What you should do: Exclude any images and output the remaining records exactly.

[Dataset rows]
========

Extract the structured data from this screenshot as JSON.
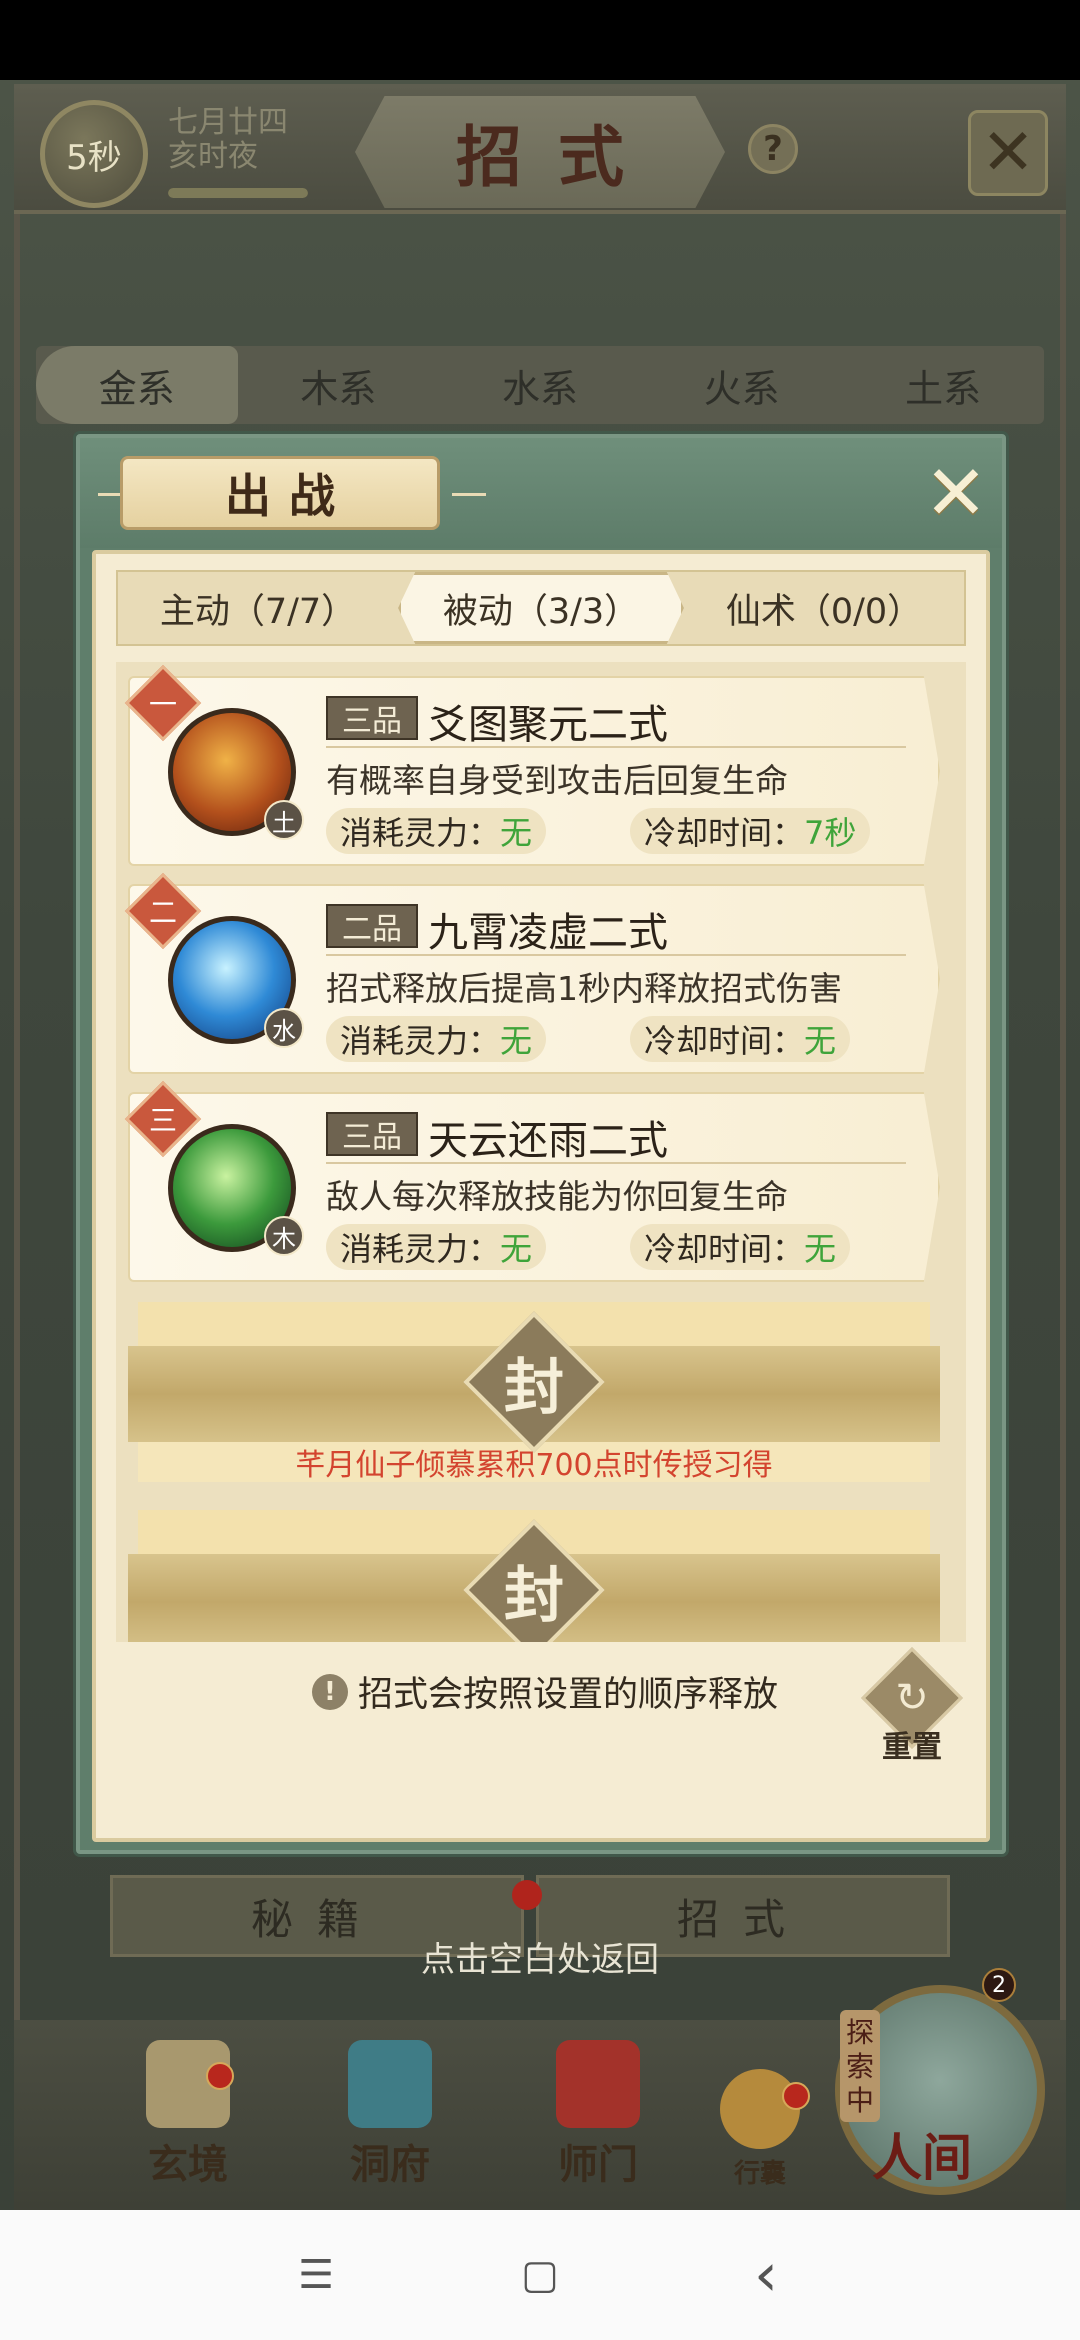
{
  "top": {
    "timer": "5秒",
    "date_line1": "七月廿四",
    "date_line2": "亥时夜",
    "title": "招式",
    "help": "?",
    "close": "✕"
  },
  "element_tabs": [
    "金系",
    "木系",
    "水系",
    "火系",
    "土系"
  ],
  "modal": {
    "title": "出战",
    "close": "✕",
    "sub_tabs": [
      "主动（7/7）",
      "被动（3/3）",
      "仙术（0/0）"
    ],
    "active_sub_tab": 1,
    "skills": [
      {
        "rank": "一",
        "element": "土",
        "grade": "三品",
        "name": "爻图聚元二式",
        "desc": "有概率自身受到攻击后回复生命",
        "cost_label": "消耗灵力：",
        "cost_value": "无",
        "cooldown_label": "冷却时间：",
        "cooldown_value": "7秒"
      },
      {
        "rank": "二",
        "element": "水",
        "grade": "二品",
        "name": "九霄凌虚二式",
        "desc": "招式释放后提高1秒内释放招式伤害",
        "cost_label": "消耗灵力：",
        "cost_value": "无",
        "cooldown_label": "冷却时间：",
        "cooldown_value": "无"
      },
      {
        "rank": "三",
        "element": "木",
        "grade": "三品",
        "name": "天云还雨二式",
        "desc": "敌人每次释放技能为你回复生命",
        "cost_label": "消耗灵力：",
        "cost_value": "无",
        "cooldown_label": "冷却时间：",
        "cooldown_value": "无"
      }
    ],
    "sealed": [
      {
        "char": "封",
        "requirement": "芊月仙子倾慕累积700点时传授习得"
      },
      {
        "char": "封",
        "requirement": ""
      }
    ],
    "order_hint": "招式会按照设置的顺序释放",
    "info_icon": "!",
    "reset_label": "重置",
    "reset_arrow": "↻"
  },
  "bottom_tabs": [
    "秘籍",
    "招式"
  ],
  "return_hint": "点击空白处返回",
  "nav": {
    "items": [
      "玄境",
      "洞府",
      "师门",
      "行囊"
    ],
    "explore_tag": "探索中",
    "world_label": "人间",
    "world_badge": "2"
  },
  "android_nav": {
    "menu": "☰",
    "home": "▢",
    "back": "‹"
  },
  "colors": {
    "accent_green": "#3fa43a",
    "requirement_red": "#d3442f",
    "rank_red": "#c9583d"
  }
}
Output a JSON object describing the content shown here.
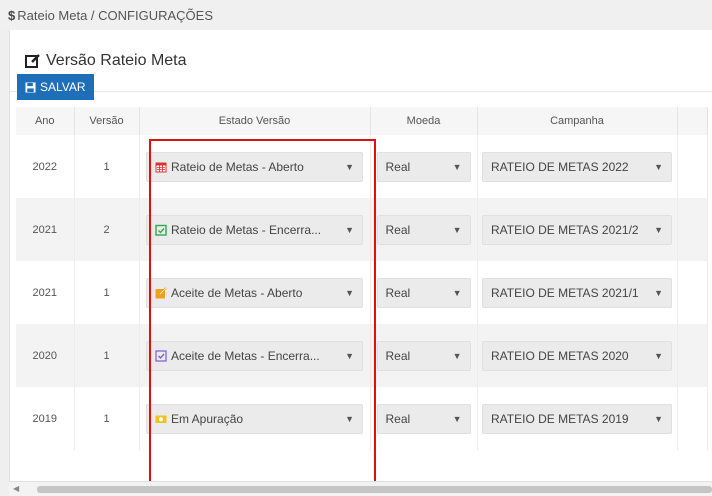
{
  "breadcrumb": {
    "symbol": "$",
    "text": "Rateio Meta / CONFIGURAÇÕES"
  },
  "page": {
    "title": "Versão Rateio Meta"
  },
  "toolbar": {
    "save_label": "SALVAR"
  },
  "table": {
    "headers": [
      "Ano",
      "Versão",
      "Estado Versão",
      "Moeda",
      "Campanha"
    ],
    "rows": [
      {
        "ano": "2022",
        "versao": "1",
        "estado": "Rateio de Metas - Aberto",
        "estado_icon": "calendar-red-icon",
        "moeda": "Real",
        "campanha": "RATEIO DE METAS 2022"
      },
      {
        "ano": "2021",
        "versao": "2",
        "estado": "Rateio de Metas - Encerra...",
        "estado_icon": "calendar-check-green-icon",
        "moeda": "Real",
        "campanha": "RATEIO DE METAS 2021/2"
      },
      {
        "ano": "2021",
        "versao": "1",
        "estado": "Aceite de Metas - Aberto",
        "estado_icon": "edit-orange-icon",
        "moeda": "Real",
        "campanha": "RATEIO DE METAS 2021/1"
      },
      {
        "ano": "2020",
        "versao": "1",
        "estado": "Aceite de Metas - Encerra...",
        "estado_icon": "checkbox-purple-icon",
        "moeda": "Real",
        "campanha": "RATEIO DE METAS 2020"
      },
      {
        "ano": "2019",
        "versao": "1",
        "estado": "Em Apuração",
        "estado_icon": "money-yellow-icon",
        "moeda": "Real",
        "campanha": "RATEIO DE METAS 2019"
      }
    ]
  },
  "colors": {
    "accent": "#1f6fb8",
    "highlight_box": "#e01010"
  }
}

========

Solution to the problem:
Extract the structured data from this screenshot as JSON.
{
  "top": {
    "timer": "5秒",
    "date_line1": "七月廿四",
    "date_line2": "亥时夜",
    "title": "招式",
    "help": "?",
    "close": "✕"
  },
  "element_tabs": [
    "金系",
    "木系",
    "水系",
    "火系",
    "土系"
  ],
  "modal": {
    "title": "出战",
    "close": "✕",
    "sub_tabs": [
      "主动（7/7）",
      "被动（3/3）",
      "仙术（0/0）"
    ],
    "active_sub_tab": 1,
    "skills": [
      {
        "rank": "一",
        "element": "土",
        "grade": "三品",
        "name": "爻图聚元二式",
        "desc": "有概率自身受到攻击后回复生命",
        "cost_label": "消耗灵力：",
        "cost_value": "无",
        "cooldown_label": "冷却时间：",
        "cooldown_value": "7秒"
      },
      {
        "rank": "二",
        "element": "水",
        "grade": "二品",
        "name": "九霄凌虚二式",
        "desc": "招式释放后提高1秒内释放招式伤害",
        "cost_label": "消耗灵力：",
        "cost_value": "无",
        "cooldown_label": "冷却时间：",
        "cooldown_value": "无"
      },
      {
        "rank": "三",
        "element": "木",
        "grade": "三品",
        "name": "天云还雨二式",
        "desc": "敌人每次释放技能为你回复生命",
        "cost_label": "消耗灵力：",
        "cost_value": "无",
        "cooldown_label": "冷却时间：",
        "cooldown_value": "无"
      }
    ],
    "sealed": [
      {
        "char": "封",
        "requirement": "芊月仙子倾慕累积700点时传授习得"
      },
      {
        "char": "封",
        "requirement": ""
      }
    ],
    "order_hint": "招式会按照设置的顺序释放",
    "info_icon": "!",
    "reset_label": "重置",
    "reset_arrow": "↻"
  },
  "bottom_tabs": [
    "秘籍",
    "招式"
  ],
  "return_hint": "点击空白处返回",
  "nav": {
    "items": [
      "玄境",
      "洞府",
      "师门",
      "行囊"
    ],
    "explore_tag": "探索中",
    "world_label": "人间",
    "world_badge": "2"
  },
  "android_nav": {
    "menu": "☰",
    "home": "▢",
    "back": "‹"
  },
  "colors": {
    "accent_green": "#3fa43a",
    "requirement_red": "#d3442f",
    "rank_red": "#c9583d"
  }
}
Output a JSON object describing the content shown here.
{
  "breadcrumb": {
    "symbol": "$",
    "text": "Rateio Meta / CONFIGURAÇÕES"
  },
  "page": {
    "title": "Versão Rateio Meta"
  },
  "toolbar": {
    "save_label": "SALVAR"
  },
  "table": {
    "headers": [
      "Ano",
      "Versão",
      "Estado Versão",
      "Moeda",
      "Campanha"
    ],
    "rows": [
      {
        "ano": "2022",
        "versao": "1",
        "estado": "Rateio de Metas - Aberto",
        "estado_icon": "calendar-red-icon",
        "moeda": "Real",
        "campanha": "RATEIO DE METAS 2022"
      },
      {
        "ano": "2021",
        "versao": "2",
        "estado": "Rateio de Metas - Encerra...",
        "estado_icon": "calendar-check-green-icon",
        "moeda": "Real",
        "campanha": "RATEIO DE METAS 2021/2"
      },
      {
        "ano": "2021",
        "versao": "1",
        "estado": "Aceite de Metas - Aberto",
        "estado_icon": "edit-orange-icon",
        "moeda": "Real",
        "campanha": "RATEIO DE METAS 2021/1"
      },
      {
        "ano": "2020",
        "versao": "1",
        "estado": "Aceite de Metas - Encerra...",
        "estado_icon": "checkbox-purple-icon",
        "moeda": "Real",
        "campanha": "RATEIO DE METAS 2020"
      },
      {
        "ano": "2019",
        "versao": "1",
        "estado": "Em Apuração",
        "estado_icon": "money-yellow-icon",
        "moeda": "Real",
        "campanha": "RATEIO DE METAS 2019"
      }
    ]
  },
  "colors": {
    "accent": "#1f6fb8",
    "highlight_box": "#e01010"
  }
}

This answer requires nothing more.